### ROWS
++++++++

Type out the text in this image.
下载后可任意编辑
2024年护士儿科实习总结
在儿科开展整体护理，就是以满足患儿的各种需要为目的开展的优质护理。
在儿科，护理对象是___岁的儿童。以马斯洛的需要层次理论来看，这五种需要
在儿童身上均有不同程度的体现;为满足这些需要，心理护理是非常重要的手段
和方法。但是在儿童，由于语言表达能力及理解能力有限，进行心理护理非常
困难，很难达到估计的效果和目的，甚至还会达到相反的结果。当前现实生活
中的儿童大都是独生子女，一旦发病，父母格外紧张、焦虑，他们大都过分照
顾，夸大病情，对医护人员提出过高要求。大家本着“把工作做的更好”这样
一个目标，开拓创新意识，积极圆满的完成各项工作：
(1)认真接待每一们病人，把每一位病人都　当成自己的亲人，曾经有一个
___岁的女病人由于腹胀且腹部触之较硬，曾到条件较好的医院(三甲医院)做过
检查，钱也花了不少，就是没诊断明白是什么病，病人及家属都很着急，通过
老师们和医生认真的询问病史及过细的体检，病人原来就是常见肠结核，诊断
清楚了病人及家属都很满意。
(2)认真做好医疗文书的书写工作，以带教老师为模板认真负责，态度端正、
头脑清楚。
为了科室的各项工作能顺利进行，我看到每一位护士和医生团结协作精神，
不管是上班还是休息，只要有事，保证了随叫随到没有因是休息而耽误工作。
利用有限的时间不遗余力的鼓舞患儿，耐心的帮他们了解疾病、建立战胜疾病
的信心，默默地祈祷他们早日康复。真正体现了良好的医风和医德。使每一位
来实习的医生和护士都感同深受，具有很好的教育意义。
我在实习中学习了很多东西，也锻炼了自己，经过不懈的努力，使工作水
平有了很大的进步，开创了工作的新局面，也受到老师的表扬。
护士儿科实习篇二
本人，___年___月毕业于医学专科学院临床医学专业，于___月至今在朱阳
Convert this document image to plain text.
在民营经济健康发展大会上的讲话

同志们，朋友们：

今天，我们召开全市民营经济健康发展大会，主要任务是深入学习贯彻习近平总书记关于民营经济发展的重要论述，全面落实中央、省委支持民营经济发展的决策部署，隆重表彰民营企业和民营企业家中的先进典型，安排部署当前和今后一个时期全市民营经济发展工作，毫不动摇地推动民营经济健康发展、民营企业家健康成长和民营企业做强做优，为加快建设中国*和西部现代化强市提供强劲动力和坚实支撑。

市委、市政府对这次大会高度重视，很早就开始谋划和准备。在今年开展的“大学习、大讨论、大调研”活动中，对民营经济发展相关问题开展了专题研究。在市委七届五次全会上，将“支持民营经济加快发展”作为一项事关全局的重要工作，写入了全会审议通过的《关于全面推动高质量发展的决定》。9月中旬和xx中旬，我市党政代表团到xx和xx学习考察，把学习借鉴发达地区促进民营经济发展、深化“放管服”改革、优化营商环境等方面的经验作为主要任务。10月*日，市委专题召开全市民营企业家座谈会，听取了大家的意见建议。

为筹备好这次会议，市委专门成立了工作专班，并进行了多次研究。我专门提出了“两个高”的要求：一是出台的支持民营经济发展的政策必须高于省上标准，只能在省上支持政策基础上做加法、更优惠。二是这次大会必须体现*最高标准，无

++++++++

### WHAT YOU NEED TO DO
Show every line in the entries where the string "image" occurs.

### SOLVED PROBLEM
Type out the text in this image.
Convert this document image to plain text.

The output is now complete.